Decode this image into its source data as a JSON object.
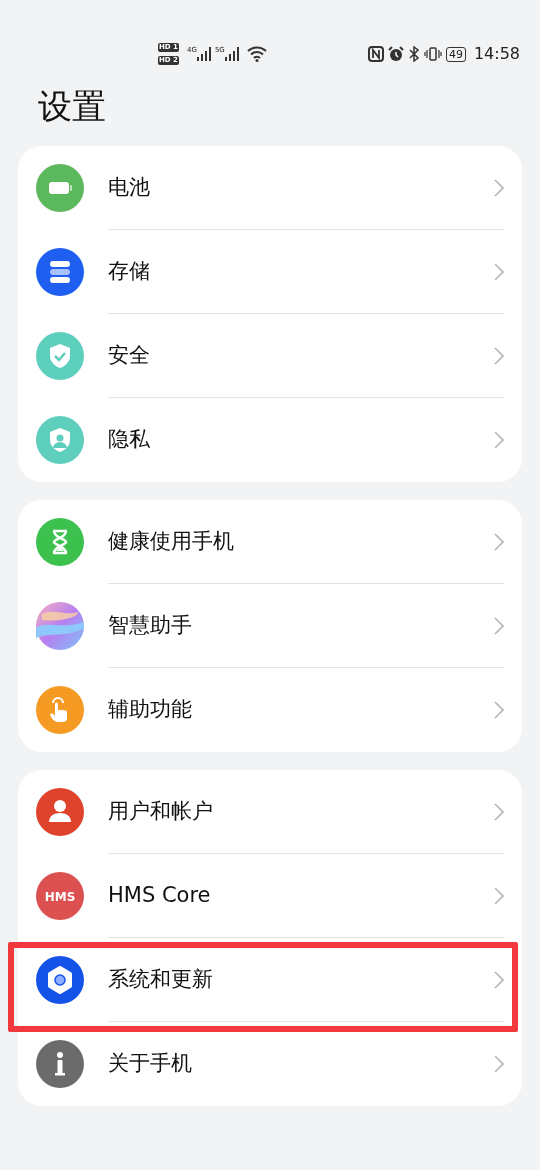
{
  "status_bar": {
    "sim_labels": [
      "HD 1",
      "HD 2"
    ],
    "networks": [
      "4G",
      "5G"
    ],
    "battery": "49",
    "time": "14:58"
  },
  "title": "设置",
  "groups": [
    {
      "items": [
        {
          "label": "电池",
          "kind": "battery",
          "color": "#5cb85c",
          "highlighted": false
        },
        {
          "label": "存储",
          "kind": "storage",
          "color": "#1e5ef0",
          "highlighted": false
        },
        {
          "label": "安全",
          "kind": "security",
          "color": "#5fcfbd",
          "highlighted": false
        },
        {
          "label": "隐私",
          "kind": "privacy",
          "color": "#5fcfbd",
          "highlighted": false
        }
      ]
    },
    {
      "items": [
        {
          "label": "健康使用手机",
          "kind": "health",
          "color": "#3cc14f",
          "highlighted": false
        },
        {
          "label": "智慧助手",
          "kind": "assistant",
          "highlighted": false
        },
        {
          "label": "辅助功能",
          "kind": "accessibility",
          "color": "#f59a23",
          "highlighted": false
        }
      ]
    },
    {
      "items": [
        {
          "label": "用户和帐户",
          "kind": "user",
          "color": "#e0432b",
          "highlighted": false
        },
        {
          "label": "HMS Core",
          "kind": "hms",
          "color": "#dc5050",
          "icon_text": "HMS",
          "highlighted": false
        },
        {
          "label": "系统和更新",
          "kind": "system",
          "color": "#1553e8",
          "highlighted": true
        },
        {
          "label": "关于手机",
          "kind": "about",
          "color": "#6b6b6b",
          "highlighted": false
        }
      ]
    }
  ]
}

══════════════════════════════

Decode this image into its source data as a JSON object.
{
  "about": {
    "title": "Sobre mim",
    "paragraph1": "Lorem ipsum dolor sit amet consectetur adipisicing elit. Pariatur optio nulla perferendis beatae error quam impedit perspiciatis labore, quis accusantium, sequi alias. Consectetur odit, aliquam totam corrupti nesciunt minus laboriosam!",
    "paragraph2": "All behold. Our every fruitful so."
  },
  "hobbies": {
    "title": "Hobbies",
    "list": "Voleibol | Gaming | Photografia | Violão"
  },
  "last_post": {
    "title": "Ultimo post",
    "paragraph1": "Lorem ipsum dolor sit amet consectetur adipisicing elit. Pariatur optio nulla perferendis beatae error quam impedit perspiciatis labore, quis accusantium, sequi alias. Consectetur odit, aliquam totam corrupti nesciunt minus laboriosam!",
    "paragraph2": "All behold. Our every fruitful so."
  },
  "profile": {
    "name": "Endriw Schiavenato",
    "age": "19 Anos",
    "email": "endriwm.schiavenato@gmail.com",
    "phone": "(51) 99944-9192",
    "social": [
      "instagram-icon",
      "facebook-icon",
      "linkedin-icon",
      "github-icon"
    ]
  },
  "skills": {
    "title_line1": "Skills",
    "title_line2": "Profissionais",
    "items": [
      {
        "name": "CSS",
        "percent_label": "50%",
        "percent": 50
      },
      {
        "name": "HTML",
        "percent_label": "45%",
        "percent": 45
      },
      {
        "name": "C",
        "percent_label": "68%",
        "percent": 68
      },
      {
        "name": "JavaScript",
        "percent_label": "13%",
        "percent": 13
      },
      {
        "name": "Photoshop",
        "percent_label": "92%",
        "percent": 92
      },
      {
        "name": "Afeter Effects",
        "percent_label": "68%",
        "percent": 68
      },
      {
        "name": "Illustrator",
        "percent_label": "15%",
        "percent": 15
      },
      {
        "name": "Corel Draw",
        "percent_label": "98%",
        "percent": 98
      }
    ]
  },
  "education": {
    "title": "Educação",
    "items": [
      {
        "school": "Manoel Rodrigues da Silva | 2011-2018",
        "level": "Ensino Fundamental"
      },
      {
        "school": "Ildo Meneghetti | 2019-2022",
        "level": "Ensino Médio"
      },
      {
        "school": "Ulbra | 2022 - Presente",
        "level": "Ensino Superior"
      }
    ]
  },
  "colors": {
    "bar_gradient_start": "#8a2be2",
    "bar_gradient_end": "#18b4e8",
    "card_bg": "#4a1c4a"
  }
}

══════════════════════════════

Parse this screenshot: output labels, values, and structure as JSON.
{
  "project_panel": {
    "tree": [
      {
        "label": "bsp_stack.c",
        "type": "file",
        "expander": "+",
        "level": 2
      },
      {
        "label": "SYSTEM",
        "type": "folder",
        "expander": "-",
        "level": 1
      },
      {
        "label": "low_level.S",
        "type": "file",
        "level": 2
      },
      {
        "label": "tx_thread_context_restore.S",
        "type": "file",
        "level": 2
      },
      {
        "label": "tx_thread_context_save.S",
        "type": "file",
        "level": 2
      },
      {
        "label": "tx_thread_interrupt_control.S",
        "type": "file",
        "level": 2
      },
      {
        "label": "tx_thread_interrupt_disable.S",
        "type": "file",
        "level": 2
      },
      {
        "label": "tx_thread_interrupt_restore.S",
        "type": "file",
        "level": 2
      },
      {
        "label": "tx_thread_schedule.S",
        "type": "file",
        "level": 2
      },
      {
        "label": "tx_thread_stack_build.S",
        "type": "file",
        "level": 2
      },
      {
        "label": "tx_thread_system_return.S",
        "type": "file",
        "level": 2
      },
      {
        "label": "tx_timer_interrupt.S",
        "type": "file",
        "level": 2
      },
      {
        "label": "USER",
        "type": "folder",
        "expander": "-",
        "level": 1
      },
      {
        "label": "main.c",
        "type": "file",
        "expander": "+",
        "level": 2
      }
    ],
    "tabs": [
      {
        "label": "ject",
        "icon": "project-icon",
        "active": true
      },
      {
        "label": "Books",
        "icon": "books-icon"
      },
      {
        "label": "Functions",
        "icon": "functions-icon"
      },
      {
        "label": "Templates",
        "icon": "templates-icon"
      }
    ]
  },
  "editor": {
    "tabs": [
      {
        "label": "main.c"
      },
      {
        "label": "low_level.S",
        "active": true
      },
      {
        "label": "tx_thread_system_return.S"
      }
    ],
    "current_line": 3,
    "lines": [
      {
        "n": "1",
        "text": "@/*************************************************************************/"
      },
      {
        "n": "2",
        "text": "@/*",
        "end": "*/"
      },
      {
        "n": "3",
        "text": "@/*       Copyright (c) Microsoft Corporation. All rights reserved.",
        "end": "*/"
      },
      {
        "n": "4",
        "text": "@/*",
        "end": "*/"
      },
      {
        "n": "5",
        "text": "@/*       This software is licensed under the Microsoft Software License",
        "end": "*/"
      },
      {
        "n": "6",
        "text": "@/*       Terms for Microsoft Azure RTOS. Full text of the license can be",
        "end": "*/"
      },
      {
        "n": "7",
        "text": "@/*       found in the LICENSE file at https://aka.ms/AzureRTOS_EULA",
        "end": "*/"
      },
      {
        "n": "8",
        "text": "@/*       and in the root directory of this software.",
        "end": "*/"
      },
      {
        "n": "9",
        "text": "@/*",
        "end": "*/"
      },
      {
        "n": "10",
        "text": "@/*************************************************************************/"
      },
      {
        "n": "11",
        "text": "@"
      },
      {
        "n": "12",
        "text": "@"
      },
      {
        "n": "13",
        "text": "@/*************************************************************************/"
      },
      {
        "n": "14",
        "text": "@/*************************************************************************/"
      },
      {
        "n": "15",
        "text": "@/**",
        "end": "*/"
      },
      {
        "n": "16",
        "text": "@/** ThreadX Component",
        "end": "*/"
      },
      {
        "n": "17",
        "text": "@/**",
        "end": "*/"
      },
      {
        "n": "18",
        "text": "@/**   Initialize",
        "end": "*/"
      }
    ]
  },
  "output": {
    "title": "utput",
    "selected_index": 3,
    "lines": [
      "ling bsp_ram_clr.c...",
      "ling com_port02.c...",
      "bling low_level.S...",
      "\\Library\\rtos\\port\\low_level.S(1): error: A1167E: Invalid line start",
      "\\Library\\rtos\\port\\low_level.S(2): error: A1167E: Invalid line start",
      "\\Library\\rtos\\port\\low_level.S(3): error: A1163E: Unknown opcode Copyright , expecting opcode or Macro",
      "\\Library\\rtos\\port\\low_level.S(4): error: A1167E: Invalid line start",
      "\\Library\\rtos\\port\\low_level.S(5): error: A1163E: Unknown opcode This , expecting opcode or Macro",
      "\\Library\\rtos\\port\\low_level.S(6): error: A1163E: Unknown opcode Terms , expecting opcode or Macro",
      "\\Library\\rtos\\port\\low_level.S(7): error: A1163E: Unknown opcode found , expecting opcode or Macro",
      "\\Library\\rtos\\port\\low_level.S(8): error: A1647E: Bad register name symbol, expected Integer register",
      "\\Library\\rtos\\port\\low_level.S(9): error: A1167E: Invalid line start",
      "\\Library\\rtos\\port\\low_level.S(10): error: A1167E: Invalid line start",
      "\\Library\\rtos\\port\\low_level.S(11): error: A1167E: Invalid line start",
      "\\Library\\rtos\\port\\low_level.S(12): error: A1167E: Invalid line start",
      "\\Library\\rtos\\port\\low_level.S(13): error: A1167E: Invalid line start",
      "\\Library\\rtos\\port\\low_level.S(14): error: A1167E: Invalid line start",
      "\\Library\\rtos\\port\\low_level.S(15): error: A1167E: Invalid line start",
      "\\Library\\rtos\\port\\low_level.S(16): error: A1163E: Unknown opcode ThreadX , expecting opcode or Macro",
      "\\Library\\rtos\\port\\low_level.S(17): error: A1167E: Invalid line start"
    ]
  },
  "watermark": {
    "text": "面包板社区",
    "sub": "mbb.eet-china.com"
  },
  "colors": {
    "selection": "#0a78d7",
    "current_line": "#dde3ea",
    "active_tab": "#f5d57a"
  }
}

══════════════════════════════

**GIVEN PROBLEM**
Select the lines from the entries that include the word "found".

**FULL ANSWER**
        "text": "@/*       found in the LICENSE file at https://aka.ms/AzureRTOS_EULA",
      "\\Library\\rtos\\port\\low_level.S(7): error: A1163E: Unknown opcode found , expecting opcode or Macro",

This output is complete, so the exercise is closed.